*A block of data*
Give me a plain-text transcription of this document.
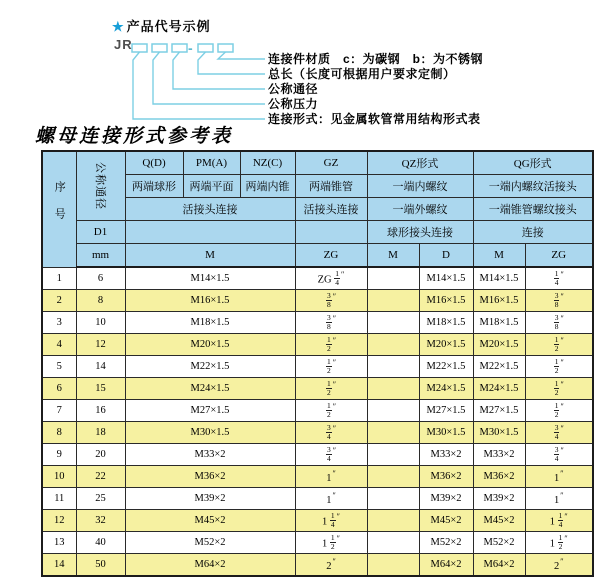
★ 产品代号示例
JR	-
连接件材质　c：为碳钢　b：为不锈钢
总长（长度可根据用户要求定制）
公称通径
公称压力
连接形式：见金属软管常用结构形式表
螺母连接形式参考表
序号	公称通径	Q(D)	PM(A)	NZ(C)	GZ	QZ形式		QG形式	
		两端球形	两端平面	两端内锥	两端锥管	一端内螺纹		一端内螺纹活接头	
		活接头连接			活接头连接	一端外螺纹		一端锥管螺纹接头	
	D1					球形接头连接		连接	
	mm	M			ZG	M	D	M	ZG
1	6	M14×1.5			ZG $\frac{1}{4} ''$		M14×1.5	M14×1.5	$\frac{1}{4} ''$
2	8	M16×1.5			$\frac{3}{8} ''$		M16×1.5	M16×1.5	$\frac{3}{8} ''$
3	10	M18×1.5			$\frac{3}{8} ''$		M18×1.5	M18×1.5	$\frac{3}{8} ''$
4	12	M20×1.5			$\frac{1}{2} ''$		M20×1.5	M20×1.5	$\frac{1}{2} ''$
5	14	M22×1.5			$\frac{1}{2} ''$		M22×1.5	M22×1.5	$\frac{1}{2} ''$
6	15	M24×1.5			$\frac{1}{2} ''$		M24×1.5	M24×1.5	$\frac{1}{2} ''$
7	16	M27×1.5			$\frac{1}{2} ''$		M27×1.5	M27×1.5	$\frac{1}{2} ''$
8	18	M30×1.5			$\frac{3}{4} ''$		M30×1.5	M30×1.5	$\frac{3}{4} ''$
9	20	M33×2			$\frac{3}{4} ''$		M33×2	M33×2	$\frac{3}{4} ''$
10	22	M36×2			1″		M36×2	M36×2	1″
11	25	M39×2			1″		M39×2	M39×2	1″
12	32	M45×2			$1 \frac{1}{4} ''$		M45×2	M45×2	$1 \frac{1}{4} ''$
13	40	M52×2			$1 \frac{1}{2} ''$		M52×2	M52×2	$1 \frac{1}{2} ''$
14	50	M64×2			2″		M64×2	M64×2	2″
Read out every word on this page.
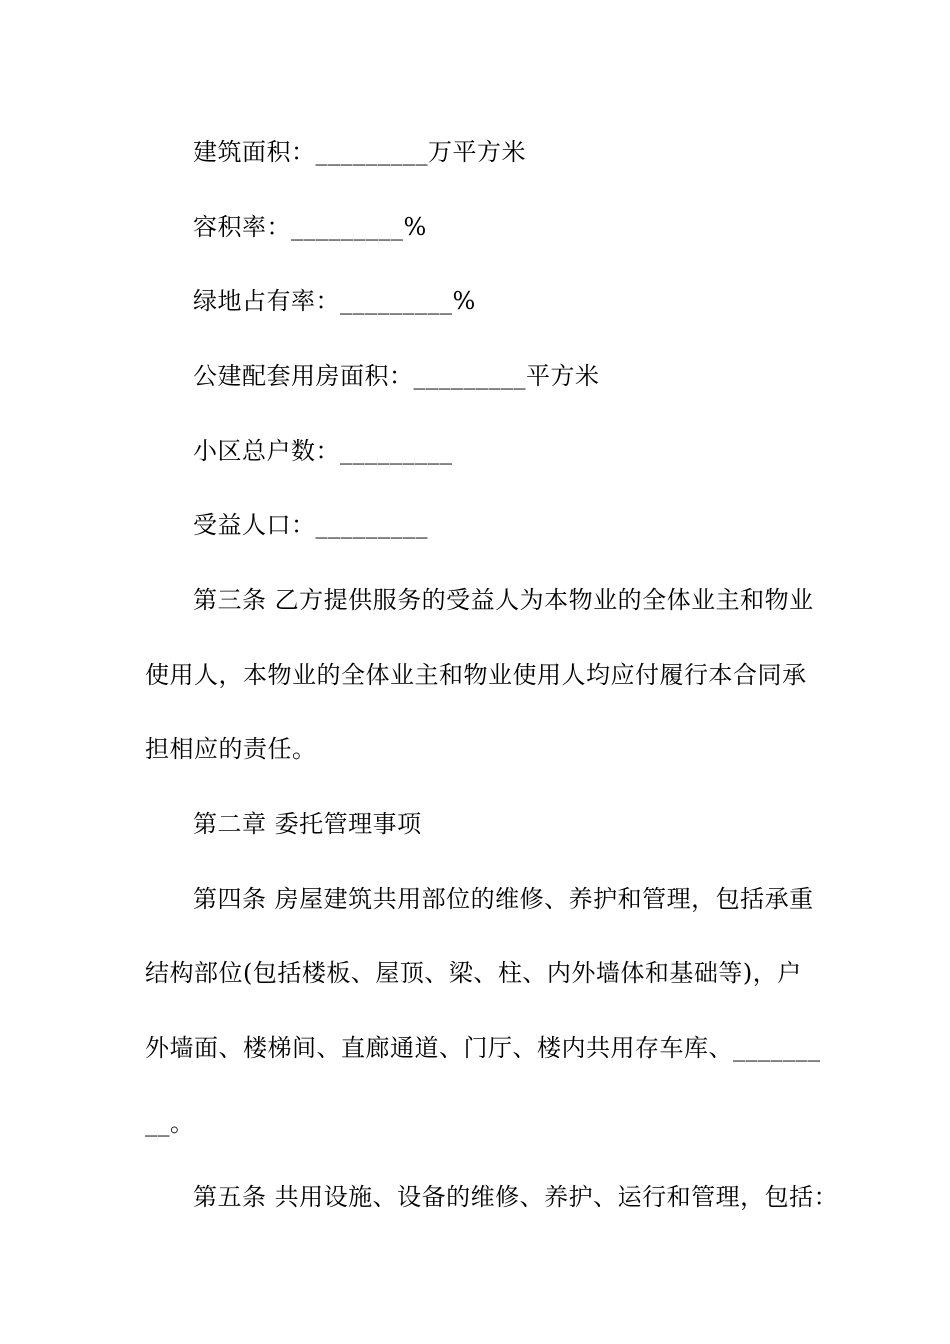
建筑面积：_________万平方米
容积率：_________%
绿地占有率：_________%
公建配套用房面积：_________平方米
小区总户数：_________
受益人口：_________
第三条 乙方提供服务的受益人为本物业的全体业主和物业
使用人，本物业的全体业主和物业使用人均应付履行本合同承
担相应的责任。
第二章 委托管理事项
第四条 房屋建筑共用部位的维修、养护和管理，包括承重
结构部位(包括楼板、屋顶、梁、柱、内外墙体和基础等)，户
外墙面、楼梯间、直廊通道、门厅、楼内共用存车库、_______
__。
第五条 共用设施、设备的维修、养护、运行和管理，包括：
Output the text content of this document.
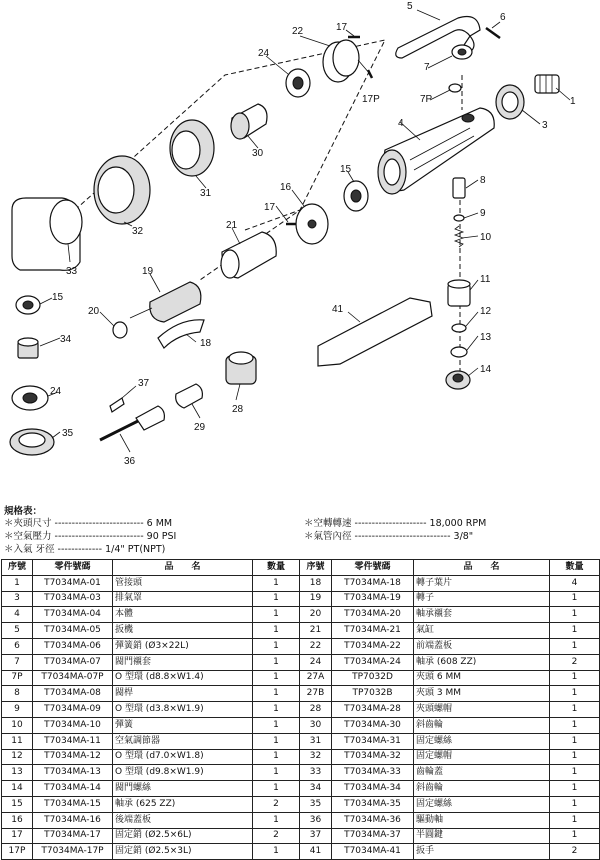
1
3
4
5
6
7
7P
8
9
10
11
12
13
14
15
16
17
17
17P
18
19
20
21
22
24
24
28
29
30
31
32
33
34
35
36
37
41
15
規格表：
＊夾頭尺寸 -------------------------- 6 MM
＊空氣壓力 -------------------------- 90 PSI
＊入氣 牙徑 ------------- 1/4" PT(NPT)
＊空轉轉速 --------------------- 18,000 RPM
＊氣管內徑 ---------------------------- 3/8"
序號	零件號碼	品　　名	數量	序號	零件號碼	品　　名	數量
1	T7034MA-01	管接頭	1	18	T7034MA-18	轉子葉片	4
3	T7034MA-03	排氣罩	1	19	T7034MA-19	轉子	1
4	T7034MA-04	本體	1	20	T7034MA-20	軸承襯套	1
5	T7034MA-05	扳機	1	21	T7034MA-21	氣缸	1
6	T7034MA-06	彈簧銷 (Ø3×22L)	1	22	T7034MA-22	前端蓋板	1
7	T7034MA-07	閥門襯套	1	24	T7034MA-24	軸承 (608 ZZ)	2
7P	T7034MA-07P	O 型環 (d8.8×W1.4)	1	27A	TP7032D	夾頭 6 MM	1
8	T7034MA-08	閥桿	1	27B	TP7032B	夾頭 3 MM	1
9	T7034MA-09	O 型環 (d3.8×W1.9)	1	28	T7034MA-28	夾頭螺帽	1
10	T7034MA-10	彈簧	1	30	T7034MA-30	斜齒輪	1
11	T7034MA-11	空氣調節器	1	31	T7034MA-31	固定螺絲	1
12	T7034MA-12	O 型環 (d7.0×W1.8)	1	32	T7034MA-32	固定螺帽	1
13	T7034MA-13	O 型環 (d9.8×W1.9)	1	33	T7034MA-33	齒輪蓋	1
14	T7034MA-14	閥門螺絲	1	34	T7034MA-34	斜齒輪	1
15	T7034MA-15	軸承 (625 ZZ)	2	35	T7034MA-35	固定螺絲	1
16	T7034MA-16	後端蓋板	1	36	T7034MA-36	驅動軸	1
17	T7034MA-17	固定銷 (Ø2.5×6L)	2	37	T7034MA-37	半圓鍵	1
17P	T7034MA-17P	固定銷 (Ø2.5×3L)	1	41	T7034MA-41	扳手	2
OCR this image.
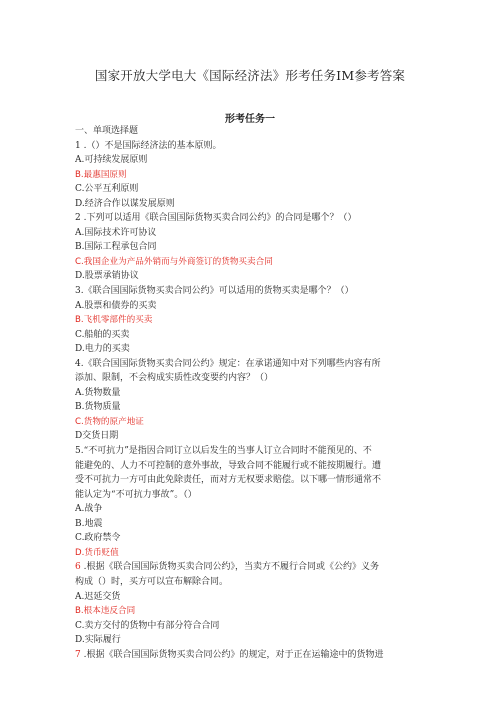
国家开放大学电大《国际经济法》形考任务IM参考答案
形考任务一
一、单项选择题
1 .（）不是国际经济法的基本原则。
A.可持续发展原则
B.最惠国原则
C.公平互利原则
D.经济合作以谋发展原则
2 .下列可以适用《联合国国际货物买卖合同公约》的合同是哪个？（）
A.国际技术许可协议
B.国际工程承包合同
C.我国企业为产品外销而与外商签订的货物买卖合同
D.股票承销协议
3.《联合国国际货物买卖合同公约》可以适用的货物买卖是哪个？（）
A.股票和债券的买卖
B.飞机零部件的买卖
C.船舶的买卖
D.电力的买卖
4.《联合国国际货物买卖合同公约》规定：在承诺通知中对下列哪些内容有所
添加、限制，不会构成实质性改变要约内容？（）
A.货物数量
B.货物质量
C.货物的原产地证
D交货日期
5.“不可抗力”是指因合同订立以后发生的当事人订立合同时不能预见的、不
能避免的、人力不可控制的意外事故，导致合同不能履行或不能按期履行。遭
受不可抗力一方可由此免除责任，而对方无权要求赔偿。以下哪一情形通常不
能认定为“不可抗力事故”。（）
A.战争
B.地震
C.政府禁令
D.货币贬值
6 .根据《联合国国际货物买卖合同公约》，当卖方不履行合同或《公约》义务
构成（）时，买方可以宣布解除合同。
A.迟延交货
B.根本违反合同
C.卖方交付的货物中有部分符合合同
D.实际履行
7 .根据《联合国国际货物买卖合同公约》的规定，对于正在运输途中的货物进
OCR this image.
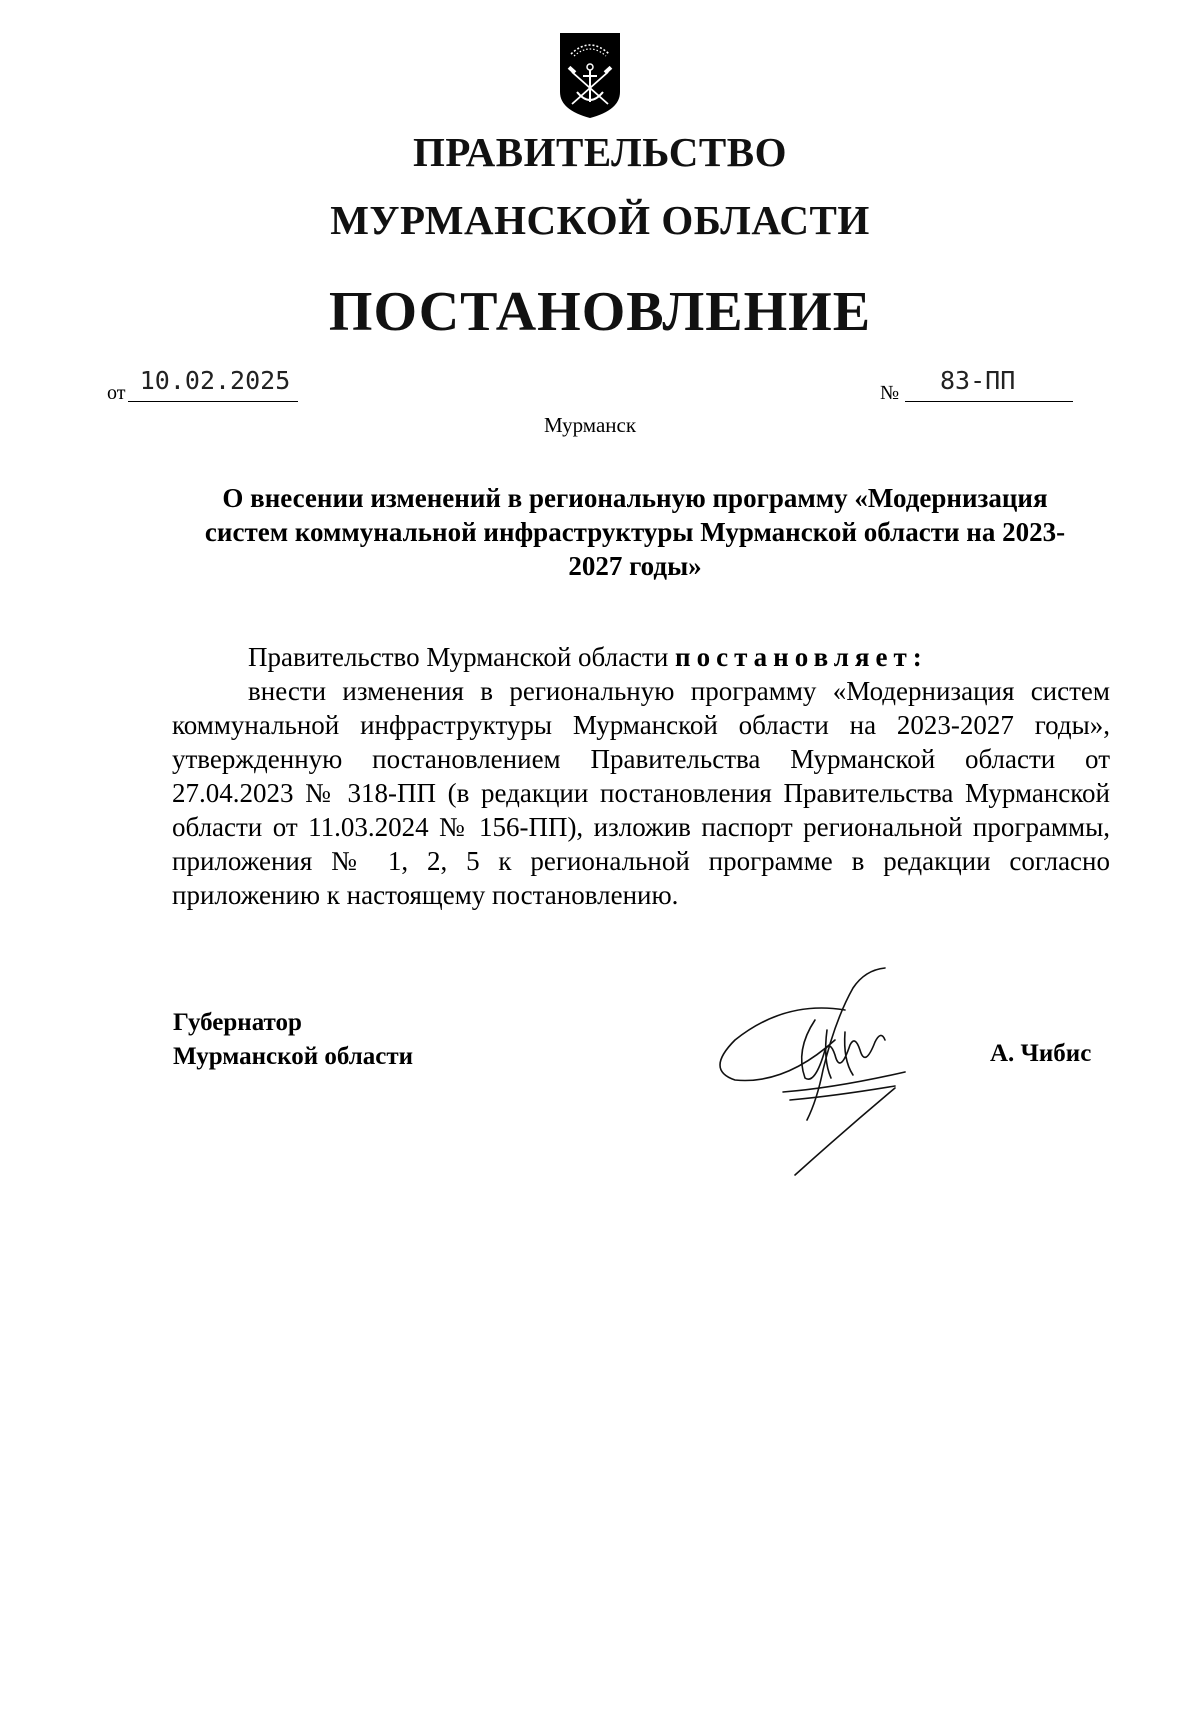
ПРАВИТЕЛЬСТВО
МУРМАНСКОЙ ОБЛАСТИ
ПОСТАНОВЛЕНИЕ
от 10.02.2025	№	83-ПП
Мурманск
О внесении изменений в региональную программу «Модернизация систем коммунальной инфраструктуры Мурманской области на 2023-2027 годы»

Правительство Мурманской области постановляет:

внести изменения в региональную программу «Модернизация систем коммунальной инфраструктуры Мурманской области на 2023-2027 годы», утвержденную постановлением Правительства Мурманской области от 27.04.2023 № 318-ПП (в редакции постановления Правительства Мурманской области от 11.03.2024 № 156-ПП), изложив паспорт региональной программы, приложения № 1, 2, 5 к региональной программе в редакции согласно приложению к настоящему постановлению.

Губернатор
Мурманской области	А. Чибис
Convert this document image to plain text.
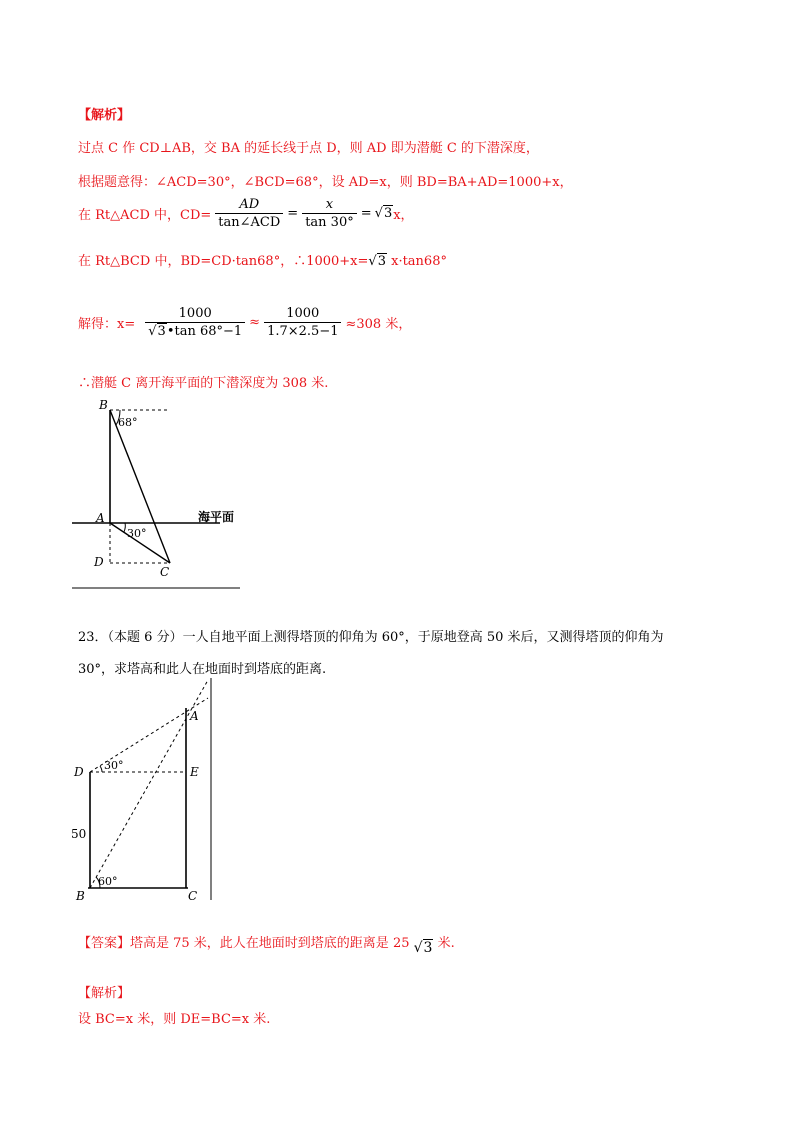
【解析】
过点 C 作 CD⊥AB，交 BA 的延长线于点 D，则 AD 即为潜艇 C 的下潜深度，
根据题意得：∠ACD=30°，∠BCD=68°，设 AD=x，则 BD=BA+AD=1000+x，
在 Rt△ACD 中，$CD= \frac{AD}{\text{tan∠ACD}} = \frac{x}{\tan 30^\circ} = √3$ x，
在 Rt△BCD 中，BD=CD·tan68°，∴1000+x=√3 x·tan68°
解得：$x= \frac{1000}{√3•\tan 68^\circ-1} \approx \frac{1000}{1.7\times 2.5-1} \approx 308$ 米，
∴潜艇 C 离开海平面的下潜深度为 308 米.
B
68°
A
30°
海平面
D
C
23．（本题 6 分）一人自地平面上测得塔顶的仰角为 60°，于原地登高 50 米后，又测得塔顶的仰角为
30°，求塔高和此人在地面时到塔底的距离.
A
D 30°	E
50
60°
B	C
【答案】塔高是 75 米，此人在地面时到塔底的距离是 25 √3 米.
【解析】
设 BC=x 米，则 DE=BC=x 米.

*What is expected*
Filter the data for the string "годы" and copy every line that has it.

*Result of the task*
О внесении изменений в региональную программу «Модернизация систем коммунальной инфраструктуры Мурманской области на 2023-2027 годы»
внести изменения в региональную программу «Модернизация систем коммунальной инфраструктуры Мурманской области на 2023-2027 годы», утвержденную постановлением Правительства Мурманской области от 27.04.2023 № 318-ПП (в редакции постановления Правительства Мурманской области от 11.03.2024 № 156-ПП), изложив паспорт региональной программы, приложения № 1, 2, 5 к региональной программе в редакции согласно приложению к настоящему постановлению.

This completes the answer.